EXCERPT PROVIDED:
• • • • • • •

Leprechaun in the Hood

who stole me luc--oh, fuck it

Leprechaun In the Hood
aka Leprechaun 5: Leprechaun in the Hood
Director: Rob Spera
Released: 2000
Starring: Warwick Davis, Ice-T, Anthony Montgomery, Rashaan Nall, Redd Grant
Running Time: 90 minutes
Genre: Horror comedy

Fantastic voyage: Polyester, funk, pimpin’ as a lifestyle, platform shoes and bra-less disco titty freakouts… It’s the ’70s! Mack Daddy O’Nassas (Ice-T) and his lesser befro’d lackey, Slug, (no doubt using a sledgehammer stored in Mack Daddy’s spectacular T.A.R.D.I.S. of ‘fros) are smashing through a cemented-over opening in an old subway tunnel, following rumors of gold. Breaking through a wall inside they find an ugly little statue with a pot of Lucky Charms gold, a magic flute and a funktastic medallion hanging around its neck. Mack takes the flute and instructs his goon to get the rest. Clearly having not seen Leprechaun 3, Slug takes the medallion from the statue, freeing the Leprechaun from his stony imprisonment, and getting an afro pick to the throat for this misstep. Slug’s death throes tip off Ice-T to the Lep’s menacing advance. He pulls a succession of weapons, mostly from his afro, but is repeatedly disarmed by the midget midas muthafucka’s magic.  With seconds to live, Mack hits a valve, blasting the Leprechaun with steam, knocking him back and thanks to a bit o’ luck (o’ the Irish?) the little beast falls on a board that launches the medallion into the air at just the right angle to bring it back down around his neck, sealing him in statue form once again.

midget midas motherfucker

Twenty years hence, the worst rap trio imaginable, positivity-affirming Postmaster P, sketchy Stray Bullet and the virginal, scienterifically genius Butch are down some equipment and on the hustle to replace it before a local rap battle. If they win, they could move on to Las Vegas and the big time, but with no money (and no talent) they have no chance. Enter: Big time pimp, criminal don, and record mogul, Mack Daddy O’Nassas!

• • • • • • •

MATERIAL:
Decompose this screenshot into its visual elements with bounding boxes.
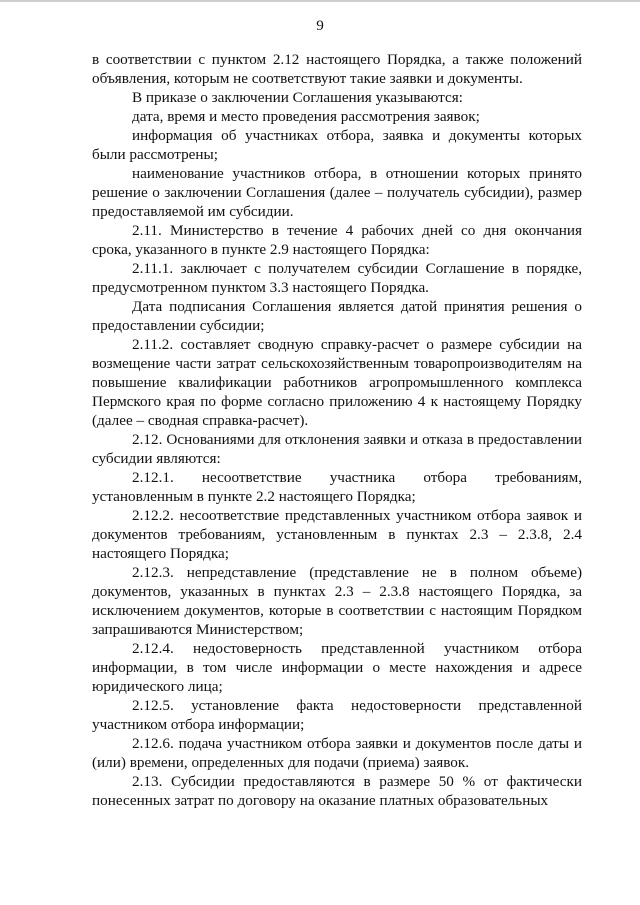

• • • • • • •

PROBLEM SET:
[1] Answer these questions using the Leprechaun in the Hood review:
(a) Who directed the film?
(b) Which item does Mack Daddy O'Nassas take from the statue for himself?
(c) If the rap trio wins the local battle, what city could they move on to?
[2] Continue the Leprechaun in the Hood review from its final sentence.
The listing is not needed for anything here.

RESULTS:
[1]
(a) Rob Spera
(b) The magic flute
(c) Las Vegas

[2]
Mack offers the boyz a shot at fame if they drop their positive message and take on a more gangsta image, but Post’s reluctance pisses him off. He throws them out, rescinding his offer and insulting them and leaving them no choice but to turn criminal to further their career (which is better than playing fake gangsta, apparently.) They come back that night and break into Mack Daddy’s office, expecting him to be out partying all night, and are surprised when he walks in on them mid-burglary. In the confusion, Ice-T gets capped by a startled Postmaster P. The fellas gather up the Lucky Charms gold, including the flute and the medallion, kept like a trophy on the stone leprechaun in a display case in the office, and flee. They use the Lucky Charms gold to fund their rap aspirations as P learns about the powers of the flute. Unknown to them, they freed the Leprechaun and Mack Daddy O’Nassas isn’t dead and both of them are now after the trio, wanting the magic flute, the only thing that makes their rap palatable and their dreams of livin’ large attainable.

did we mention the demonic fly girls?

The Lep is the real O.G.: More entertaining than it has any right to be as a straight-to-video blaxploitation offering in the demented Leprechaun franchise, Leprechaun in the Hood features adequate performances and effects, and just the sort of self-aware humor you might expect from its title, as well as the least necessary top-billing cameo of all time.

Just in time for the celebration of all things ersatz-Irish with St Paddy’s Day, here’s Leprechaun in the Hood!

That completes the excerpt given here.